==== Record set ====

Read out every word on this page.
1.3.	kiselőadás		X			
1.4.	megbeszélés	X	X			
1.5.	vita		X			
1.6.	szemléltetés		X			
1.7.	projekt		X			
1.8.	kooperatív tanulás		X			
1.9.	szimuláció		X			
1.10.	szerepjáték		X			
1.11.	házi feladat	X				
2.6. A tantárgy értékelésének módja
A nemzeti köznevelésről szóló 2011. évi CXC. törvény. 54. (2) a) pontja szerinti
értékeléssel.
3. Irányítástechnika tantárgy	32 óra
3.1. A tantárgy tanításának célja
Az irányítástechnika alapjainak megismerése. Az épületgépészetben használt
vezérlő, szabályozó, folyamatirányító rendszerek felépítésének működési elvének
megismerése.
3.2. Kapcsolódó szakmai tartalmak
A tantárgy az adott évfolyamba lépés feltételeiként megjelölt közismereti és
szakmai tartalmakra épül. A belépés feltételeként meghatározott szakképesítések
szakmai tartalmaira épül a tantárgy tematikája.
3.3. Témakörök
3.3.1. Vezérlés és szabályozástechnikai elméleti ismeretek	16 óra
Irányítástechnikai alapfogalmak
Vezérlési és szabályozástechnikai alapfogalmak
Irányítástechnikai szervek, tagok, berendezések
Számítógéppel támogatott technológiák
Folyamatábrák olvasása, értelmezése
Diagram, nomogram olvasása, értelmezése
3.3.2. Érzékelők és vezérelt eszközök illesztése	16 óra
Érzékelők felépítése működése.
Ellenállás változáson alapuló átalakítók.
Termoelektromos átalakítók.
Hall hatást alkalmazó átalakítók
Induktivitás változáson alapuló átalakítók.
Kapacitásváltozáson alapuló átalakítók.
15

====

What needs to be done: Count how many lines of the material hold the string "értelmezése". Give the number and nothing more.

Solution to this task: 2